* [Set exercise]: Find the lines holding the string "title" in the data, then copy all of them.

* [Entries from a dataset]:
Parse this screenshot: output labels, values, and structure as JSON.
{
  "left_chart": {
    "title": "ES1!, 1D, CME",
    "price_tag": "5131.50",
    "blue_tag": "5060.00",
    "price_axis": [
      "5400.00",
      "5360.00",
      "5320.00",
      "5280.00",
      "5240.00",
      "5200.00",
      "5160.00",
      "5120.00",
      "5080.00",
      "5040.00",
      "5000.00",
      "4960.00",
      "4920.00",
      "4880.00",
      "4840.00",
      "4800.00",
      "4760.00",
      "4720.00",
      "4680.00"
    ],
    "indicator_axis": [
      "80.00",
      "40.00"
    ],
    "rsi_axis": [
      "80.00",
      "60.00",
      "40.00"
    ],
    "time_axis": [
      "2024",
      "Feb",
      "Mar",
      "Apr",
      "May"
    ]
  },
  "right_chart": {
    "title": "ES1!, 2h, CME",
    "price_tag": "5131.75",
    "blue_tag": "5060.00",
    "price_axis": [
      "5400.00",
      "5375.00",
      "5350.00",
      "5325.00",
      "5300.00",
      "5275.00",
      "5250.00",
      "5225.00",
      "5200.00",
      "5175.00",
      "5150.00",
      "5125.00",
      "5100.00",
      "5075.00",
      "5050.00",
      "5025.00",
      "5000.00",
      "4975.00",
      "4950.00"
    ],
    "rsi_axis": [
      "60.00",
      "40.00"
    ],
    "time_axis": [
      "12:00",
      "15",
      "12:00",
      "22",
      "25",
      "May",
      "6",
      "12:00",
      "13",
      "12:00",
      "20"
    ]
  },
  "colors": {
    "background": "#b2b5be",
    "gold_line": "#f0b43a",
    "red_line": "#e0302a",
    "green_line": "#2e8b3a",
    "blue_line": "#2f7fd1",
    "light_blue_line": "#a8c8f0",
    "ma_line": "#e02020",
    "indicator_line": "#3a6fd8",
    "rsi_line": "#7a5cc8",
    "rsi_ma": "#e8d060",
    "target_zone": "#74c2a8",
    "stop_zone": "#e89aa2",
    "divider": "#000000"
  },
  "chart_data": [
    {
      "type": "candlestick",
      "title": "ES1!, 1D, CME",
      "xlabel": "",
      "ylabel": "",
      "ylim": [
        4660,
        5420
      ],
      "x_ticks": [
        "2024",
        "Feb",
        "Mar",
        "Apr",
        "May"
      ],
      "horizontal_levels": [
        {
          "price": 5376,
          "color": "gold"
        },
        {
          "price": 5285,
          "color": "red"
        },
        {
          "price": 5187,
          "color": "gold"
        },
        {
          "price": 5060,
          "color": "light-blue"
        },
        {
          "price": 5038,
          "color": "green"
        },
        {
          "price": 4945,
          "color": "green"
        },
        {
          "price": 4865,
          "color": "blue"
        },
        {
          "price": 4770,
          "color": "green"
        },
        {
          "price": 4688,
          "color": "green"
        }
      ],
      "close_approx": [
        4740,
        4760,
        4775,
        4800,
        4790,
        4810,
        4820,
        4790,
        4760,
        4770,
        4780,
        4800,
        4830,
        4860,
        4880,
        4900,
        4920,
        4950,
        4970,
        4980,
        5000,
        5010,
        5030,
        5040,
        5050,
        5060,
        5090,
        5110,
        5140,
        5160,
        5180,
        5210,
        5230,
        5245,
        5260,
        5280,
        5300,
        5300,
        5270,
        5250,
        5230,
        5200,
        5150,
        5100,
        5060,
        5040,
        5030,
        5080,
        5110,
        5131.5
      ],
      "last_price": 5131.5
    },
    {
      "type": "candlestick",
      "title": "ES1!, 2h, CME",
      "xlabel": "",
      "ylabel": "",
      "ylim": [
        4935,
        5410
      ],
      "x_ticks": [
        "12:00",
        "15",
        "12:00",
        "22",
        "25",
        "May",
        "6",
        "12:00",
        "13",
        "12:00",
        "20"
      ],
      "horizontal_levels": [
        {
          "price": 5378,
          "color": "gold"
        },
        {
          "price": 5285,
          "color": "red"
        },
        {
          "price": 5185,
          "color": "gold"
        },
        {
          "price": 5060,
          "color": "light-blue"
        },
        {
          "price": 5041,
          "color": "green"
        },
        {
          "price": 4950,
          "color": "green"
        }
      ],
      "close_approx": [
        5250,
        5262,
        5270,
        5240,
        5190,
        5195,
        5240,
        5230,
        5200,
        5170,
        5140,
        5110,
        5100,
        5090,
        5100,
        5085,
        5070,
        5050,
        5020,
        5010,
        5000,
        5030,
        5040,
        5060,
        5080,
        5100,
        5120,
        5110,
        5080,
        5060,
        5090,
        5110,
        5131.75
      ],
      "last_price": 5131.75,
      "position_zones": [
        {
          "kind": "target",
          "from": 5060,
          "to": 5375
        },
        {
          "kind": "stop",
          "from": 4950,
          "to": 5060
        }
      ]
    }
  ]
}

* [Expected answer]:
    "title": "ES1!, 1D, CME",
    "title": "ES1!, 2h, CME",
      "title": "ES1!, 1D, CME",
      "title": "ES1!, 2h, CME",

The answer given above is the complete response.